Task instructions
Carry on the text on the two proofs of the Schwartz-Zippel lemma, beginning right after its last sentence.

Two proofs of the Schwartz-Zippel lemma

The fact that a univariate polynomial P(x) over a field F of degree d has at most d zeroes is well known. It follows from the so called Factor theorem, P(a) = 0 if and only if P(x) = (x - a)Q(x). But what about a polynomial in n-variables, P \in F[x_1, \ldots, x_n], where n > 1?

When F is an infinite field, say \mathbb R or \mathbb C, then the number of zeroes would almost always be infinite. For example, x^2 + y^2 - 1 has infinitely many zeroes in \mathbb{R}^2. But things are a bit more interesting when F is a finite field. We have the following important result bounding the number of zeroes of a polynomial:

(Schwartz-Zippel lemma.) Let F be a finite field of size q, let n \geq 1, and let P \in F[x_1, \ldots, x_n] be a non-zero polynomial of degree at most d. Let us denote the set of zeroes of P in F^n by Z. Then |Z| \leq dq^{n-1}

For the first proof, which is chronologically the latest proof, we need an important lemma,

Lemma 1. If P \in F[x_1, \ldots, x_n] is a non-zero polynomial deg_{x_i}(P) < q for all i then there exists an a \in F^n such that P(a) \neq 0.

This can be easily proved by induction on n. Now, since the degree of P is at most d, the degree of each variable is also at most d. We can safely assume that d < q since otherwise the bound dq^{n-1} is trivial. So, let  a in F^n be such that P(a) \neq 0.

A line L in F^n is a collection of points of the form p + tv where p and v \neq 0 are fixed points of F^n and t runs over F (think of v as the direction vector of the line). From this it should be clear that a line L has precisely q points on it and that L intersects the set Z either in all points (when P(p + tv) is zero) or at most d points. Now consider the set of lines through a, \mathcal{L}_a = \{\{a + tb : t \in F\} : b \in F^n\}. Every point of F^n belongs to some line of \mathcal{L}_a, and in fact \mathcal{L}_a partitions the set F^n \setminus \{a\}. Since each line has q points on it we have |\mathcal{L}_a| = (q^n - 1)/(q-1)

Because each line L in \mathcal{L}_a has a point on it that doesn’t lie in Z, the point a, it intersects Z in at most d points. Therefore we have |Z| \leq d(q^n-1)/(q-1). This is asymptotically close to the bound given in Schwartz-Zippel lemma but not the bound we need. A similar idea, which is in fact more similar than it looks right away, leads to the correct bound (cf. [1]).

The points of F^n can be partitioned by the set of parallel lines \mathcal{L}_v in the direction of a given  vector v \in F^n \setminus \{0\}. Since each line has q points on it, we have |\mathcal{L}_v| = q^{n-1}. Now, if we can choose a direction v so that no line of \mathcal{L}_v is completely contained in Z then we are essentially done as each of these q^{n-1} lines would intersect Z in at most d points. Let P be of degree d and write P as P = P_{=d} + P_{<d} where P_{=d} is the degree d part of P. The coefficient of t^d in the univariate polynomial P(a + tb) is P_{=d}(b).

Dataset entries
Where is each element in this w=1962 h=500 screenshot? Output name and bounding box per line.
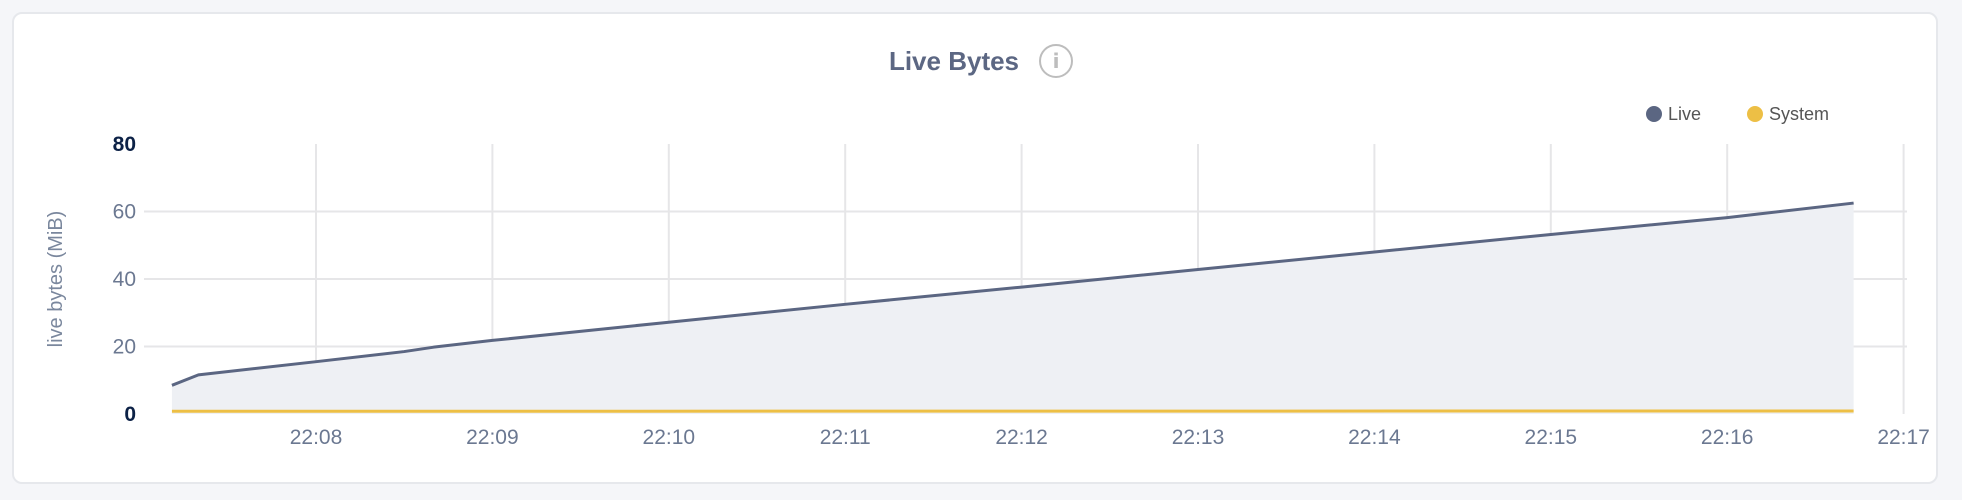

---

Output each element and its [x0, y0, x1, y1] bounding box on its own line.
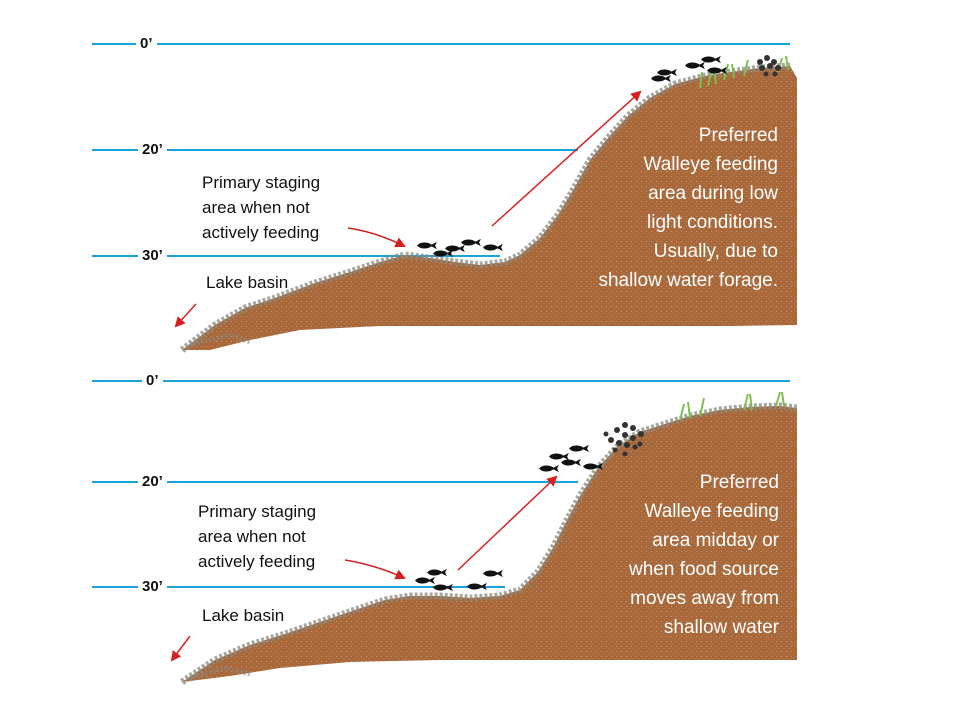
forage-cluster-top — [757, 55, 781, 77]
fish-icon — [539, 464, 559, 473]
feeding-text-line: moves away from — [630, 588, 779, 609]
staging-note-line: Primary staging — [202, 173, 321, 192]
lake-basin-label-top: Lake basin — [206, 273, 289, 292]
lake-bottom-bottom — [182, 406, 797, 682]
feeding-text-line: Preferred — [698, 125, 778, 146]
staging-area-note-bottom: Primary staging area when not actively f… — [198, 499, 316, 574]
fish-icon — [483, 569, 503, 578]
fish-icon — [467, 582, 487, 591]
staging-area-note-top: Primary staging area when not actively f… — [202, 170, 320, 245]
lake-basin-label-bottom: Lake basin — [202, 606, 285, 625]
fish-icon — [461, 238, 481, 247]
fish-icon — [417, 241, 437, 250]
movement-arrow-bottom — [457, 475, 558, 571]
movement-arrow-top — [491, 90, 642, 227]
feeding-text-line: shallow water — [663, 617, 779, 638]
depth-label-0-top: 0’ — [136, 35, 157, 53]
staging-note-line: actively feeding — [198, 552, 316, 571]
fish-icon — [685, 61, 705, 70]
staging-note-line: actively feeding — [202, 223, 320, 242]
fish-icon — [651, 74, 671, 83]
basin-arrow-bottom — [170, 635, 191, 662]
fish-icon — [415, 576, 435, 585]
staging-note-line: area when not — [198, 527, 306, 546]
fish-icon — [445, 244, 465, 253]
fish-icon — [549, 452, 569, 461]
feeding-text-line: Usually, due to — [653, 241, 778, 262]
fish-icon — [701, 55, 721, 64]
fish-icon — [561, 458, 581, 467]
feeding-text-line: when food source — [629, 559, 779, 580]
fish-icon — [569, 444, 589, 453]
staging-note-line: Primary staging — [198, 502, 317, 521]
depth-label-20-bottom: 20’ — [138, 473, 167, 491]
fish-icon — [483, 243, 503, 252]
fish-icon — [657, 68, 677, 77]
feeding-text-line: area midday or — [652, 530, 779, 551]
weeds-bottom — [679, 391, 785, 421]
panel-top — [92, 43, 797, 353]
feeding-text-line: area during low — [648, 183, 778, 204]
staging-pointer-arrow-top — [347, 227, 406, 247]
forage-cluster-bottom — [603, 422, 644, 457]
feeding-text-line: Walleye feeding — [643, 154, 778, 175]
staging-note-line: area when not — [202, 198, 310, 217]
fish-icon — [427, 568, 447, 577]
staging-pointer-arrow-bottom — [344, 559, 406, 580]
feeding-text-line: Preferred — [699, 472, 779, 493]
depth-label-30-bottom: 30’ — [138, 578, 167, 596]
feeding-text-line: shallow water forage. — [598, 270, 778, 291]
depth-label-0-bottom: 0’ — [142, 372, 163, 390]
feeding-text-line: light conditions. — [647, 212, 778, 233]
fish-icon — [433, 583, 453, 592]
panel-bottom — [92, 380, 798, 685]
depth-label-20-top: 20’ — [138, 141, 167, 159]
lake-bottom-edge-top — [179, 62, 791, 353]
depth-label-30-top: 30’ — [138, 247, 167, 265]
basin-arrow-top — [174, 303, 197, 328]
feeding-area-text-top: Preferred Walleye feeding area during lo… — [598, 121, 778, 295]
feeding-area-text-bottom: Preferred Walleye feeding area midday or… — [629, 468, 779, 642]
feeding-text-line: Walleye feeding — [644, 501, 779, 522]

Result of this task
Therefore, if we pick v to be a vector for which P_{=d}(v) is not equal to zero then we can ensure that none of  the lines in \mathcal{L}_v are contained in Z. But why can we choose such a (non-zero) v?

This again follows from the important lemma we discussed before. Since P_{=d} is a homogenous non-zero polynomial of degree d < q, by Lemma 1 there must be a non-zero v with P_{=d}(v) \neq 0 (non-zero because P_{=d}(0) = 0).

Remark: In Moshkovitz’s proof we are also fixing a point that doesn’t lie in Z, a point x at infinity. But the crucial difference is that instead of looking at all lines through x we are only looking at those that do not lie in the hyperplane at infinity, i.e., the set of parallel lines that determine this point x. The accepted answer here  mistakenly assumes that the hyperplane at infinity has size q^{n-1} and hence doesn’t really give an alternate proof.

Now, we discuss the original proof which follows by induction on n. This has an additional advantage that it doesn’t require Lemma 1.

For n = 1 the lemma reduces to the factor theorem, so let n > 1. For induction to work, we would like to pick a value for variable x_n to get a polynomial of lower degree, but the only problem is that this polynomial might become 0. So, let E be the (possibly empty) set of elements t in F for which x_n - t divides P, which are precisely the values of t for which P_t = P(x_1, \ldots, x_{n-1}, t) becomes zero.

Then we can write P = Q\prod_{t \in E} (x_n - t). Since \deg(P) \leq d we have |E| \leq d. Let t' belong to F \setminus E, so that x_n - t' does not divide P. Then the polynomial Q_{t'} := Q(x_1, \ldots, x_{n-1}, t') must be non-zero. Since Q_{t'} is a non-zero polynomial of degree at most d - |E| in n-1 variables, we can apply the induction hypothesis to conclude that the number of zeroes of Q_{t'} is at most (d-|E|)q^{n-2}.

Now we can partition the set Z (zeroes of P) in two parts: those zeroes for which the value of x_n belongs to E and those for which it doesn’t. We get |E|q^{n-1} zeroes in the first case because for every t \in E we can assign x_n to be t and every other x_i to be any element of F. In the second case we have \sum_{t' \in F \setminus E} |Z(Q_{t'})| zeroes.

Therefore, |Z| = |E|q^{n-1} + \sum_{t' \in F \setminus E} (d-|E|)q^{n-2} \leq |E|q^{n-1} + q(d-|E|)q^{n-2} = dq^{n-1}.

Are there any other proofs? 

See this for a nice discussion on Moshkovit’s proof and this for an historical account of the Schwartz-Zippel lemma by Robert Lipton.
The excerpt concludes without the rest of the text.